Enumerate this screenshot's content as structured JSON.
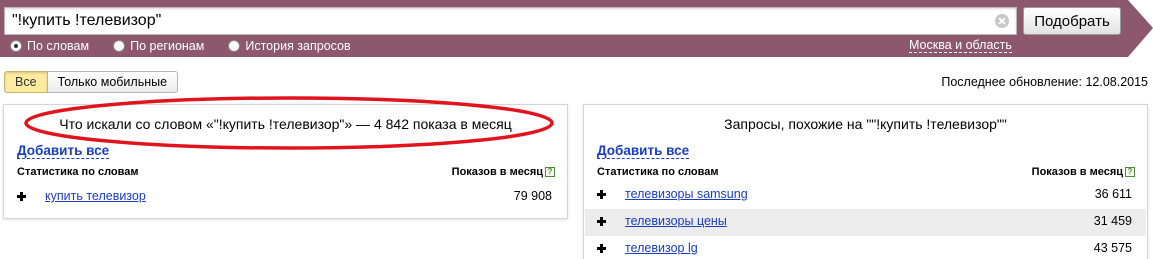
{
  "search": {
    "query": "\"!купить !телевизор\"",
    "button_label": "Подобрать",
    "modes": [
      {
        "label": "По словам",
        "selected": true
      },
      {
        "label": "По регионам",
        "selected": false
      },
      {
        "label": "История запросов",
        "selected": false
      }
    ],
    "region": "Москва и область",
    "band_color": "#8e586c"
  },
  "filters": {
    "tabs": [
      {
        "label": "Все",
        "active": true
      },
      {
        "label": "Только мобильные",
        "active": false
      }
    ],
    "last_update": "Последнее обновление: 12.08.2015"
  },
  "left_panel": {
    "title": "Что искали со словом «\"!купить !телевизор\"» — 4 842 показа в месяц",
    "add_all": "Добавить все",
    "col_stats": "Статистика по словам",
    "col_shows": "Показов в месяц",
    "help": "?",
    "rows": [
      {
        "phrase": "купить телевизор",
        "count": "79 908"
      }
    ]
  },
  "right_panel": {
    "title": "Запросы, похожие на \"\"!купить !телевизор\"\"",
    "add_all": "Добавить все",
    "col_stats": "Статистика по словам",
    "col_shows": "Показов в месяц",
    "help": "?",
    "rows": [
      {
        "phrase": "телевизоры samsung",
        "count": "36 611"
      },
      {
        "phrase": "телевизоры цены",
        "count": "31 459"
      },
      {
        "phrase": "телевизор lg",
        "count": "43 575"
      }
    ]
  },
  "colors": {
    "link": "#1a3dc1",
    "annotation": "#e0141c",
    "active_tab": "#ffeba0"
  }
}
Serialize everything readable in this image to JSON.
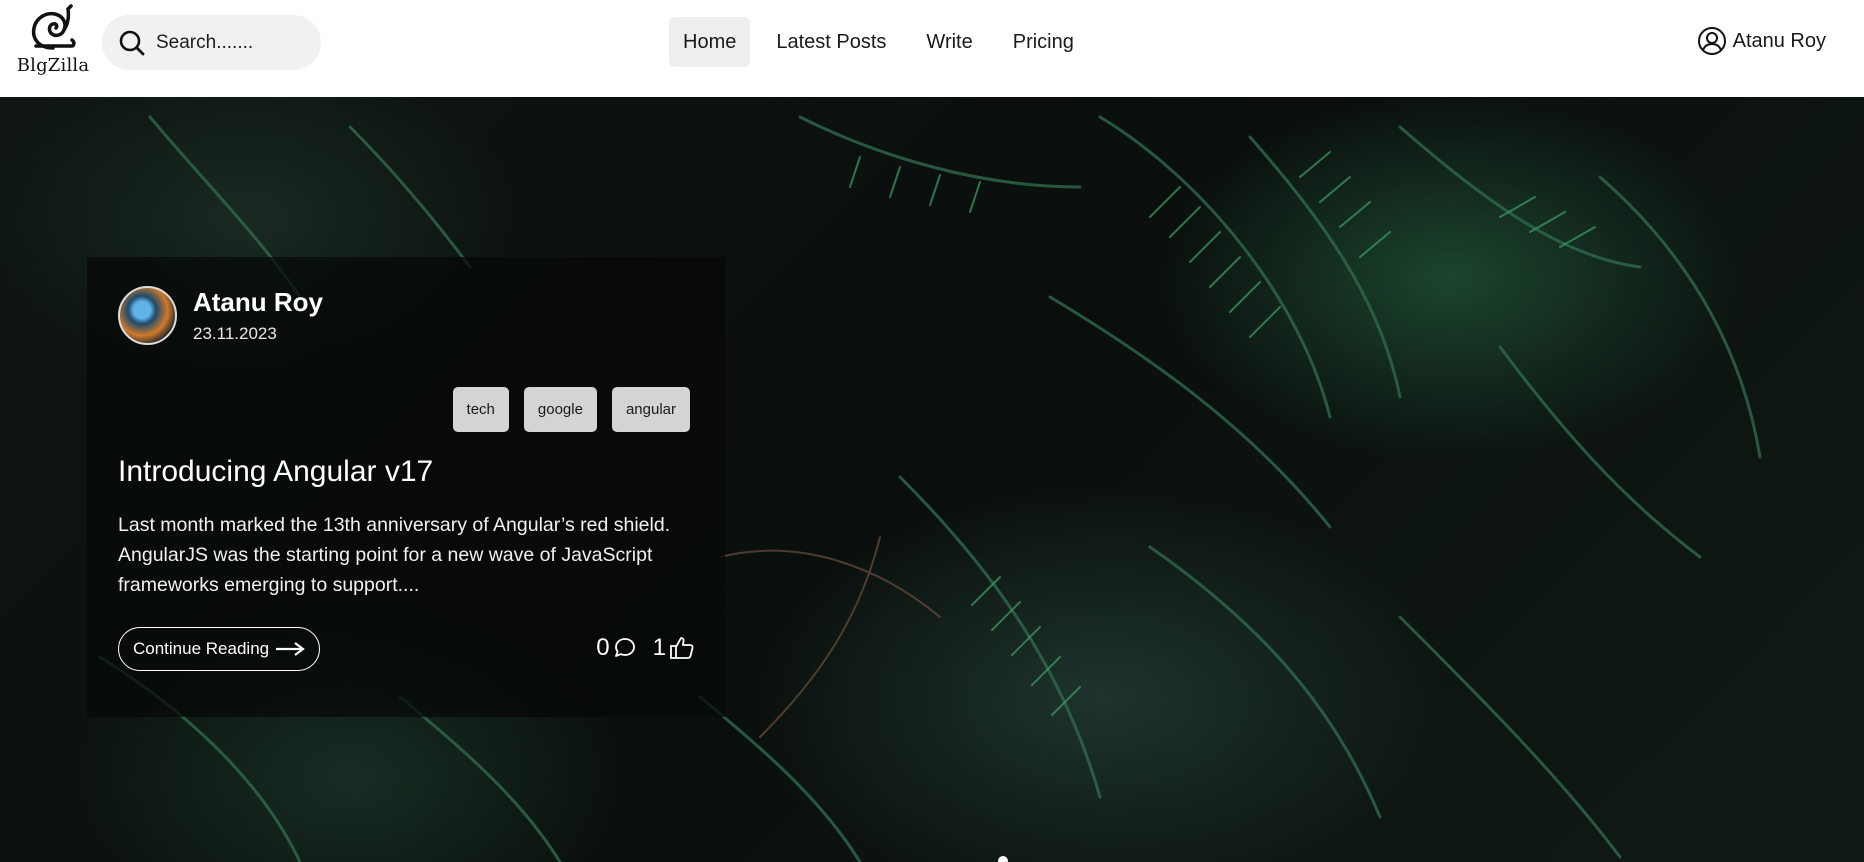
{
  "header": {
    "logo_text": "BlgZilla",
    "search_placeholder": "Search.......",
    "nav": [
      {
        "label": "Home",
        "active": true
      },
      {
        "label": "Latest Posts",
        "active": false
      },
      {
        "label": "Write",
        "active": false
      },
      {
        "label": "Pricing",
        "active": false
      }
    ],
    "user_name": "Atanu Roy",
    "icons": {
      "search": "search-icon",
      "user": "user-circle-icon",
      "logo": "snail-logo-icon"
    }
  },
  "post": {
    "author": "Atanu Roy",
    "date": "23.11.2023",
    "tags": [
      "tech",
      "google",
      "angular"
    ],
    "title": "Introducing Angular v17",
    "excerpt": "Last month marked the 13th anniversary of Angular’s red shield. AngularJS was the starting point for a new wave of JavaScript frameworks emerging to support....",
    "continue_label": "Continue Reading",
    "comments": "0",
    "likes": "1",
    "icons": {
      "comment": "comment-icon",
      "like": "thumbs-up-icon",
      "arrow": "arrow-right-icon"
    }
  },
  "colors": {
    "header_bg": "#ffffff",
    "nav_active_bg": "#eeeeee",
    "tag_bg": "#d4d4d6",
    "card_bg": "rgba(6,8,7,0.72)"
  }
}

== Given task ==
Quote the data above in full, leaving out the pictures it holds.

== Correct result ==
Enumerate this screenshot's content as structured JSON.
{
  "search": {
    "query": "\"!купить !телевизор\"",
    "button_label": "Подобрать",
    "modes": [
      {
        "label": "По словам",
        "selected": true
      },
      {
        "label": "По регионам",
        "selected": false
      },
      {
        "label": "История запросов",
        "selected": false
      }
    ],
    "region": "Москва и область",
    "band_color": "#8e586c"
  },
  "filters": {
    "tabs": [
      {
        "label": "Все",
        "active": true
      },
      {
        "label": "Только мобильные",
        "active": false
      }
    ],
    "last_update": "Последнее обновление: 12.08.2015"
  },
  "left_panel": {
    "title": "Что искали со словом «\"!купить !телевизор\"» — 4 842 показа в месяц",
    "add_all": "Добавить все",
    "col_stats": "Статистика по словам",
    "col_shows": "Показов в месяц",
    "help": "?",
    "rows": [
      {
        "phrase": "купить телевизор",
        "count": "79 908"
      }
    ]
  },
  "right_panel": {
    "title": "Запросы, похожие на \"\"!купить !телевизор\"\"",
    "add_all": "Добавить все",
    "col_stats": "Статистика по словам",
    "col_shows": "Показов в месяц",
    "help": "?",
    "rows": [
      {
        "phrase": "телевизоры samsung",
        "count": "36 611"
      },
      {
        "phrase": "телевизоры цены",
        "count": "31 459"
      },
      {
        "phrase": "телевизор lg",
        "count": "43 575"
      }
    ]
  },
  "colors": {
    "link": "#1a3dc1",
    "annotation": "#e0141c",
    "active_tab": "#ffeba0"
  }
}
Serialize everything readable in this image to JSON.
{
  "header": {
    "logo_text": "BlgZilla",
    "search_placeholder": "Search.......",
    "nav": [
      {
        "label": "Home",
        "active": true
      },
      {
        "label": "Latest Posts",
        "active": false
      },
      {
        "label": "Write",
        "active": false
      },
      {
        "label": "Pricing",
        "active": false
      }
    ],
    "user_name": "Atanu Roy",
    "icons": {
      "search": "search-icon",
      "user": "user-circle-icon",
      "logo": "snail-logo-icon"
    }
  },
  "post": {
    "author": "Atanu Roy",
    "date": "23.11.2023",
    "tags": [
      "tech",
      "google",
      "angular"
    ],
    "title": "Introducing Angular v17",
    "excerpt": "Last month marked the 13th anniversary of Angular’s red shield. AngularJS was the starting point for a new wave of JavaScript frameworks emerging to support....",
    "continue_label": "Continue Reading",
    "comments": "0",
    "likes": "1",
    "icons": {
      "comment": "comment-icon",
      "like": "thumbs-up-icon",
      "arrow": "arrow-right-icon"
    }
  },
  "colors": {
    "header_bg": "#ffffff",
    "nav_active_bg": "#eeeeee",
    "tag_bg": "#d4d4d6",
    "card_bg": "rgba(6,8,7,0.72)"
  }
}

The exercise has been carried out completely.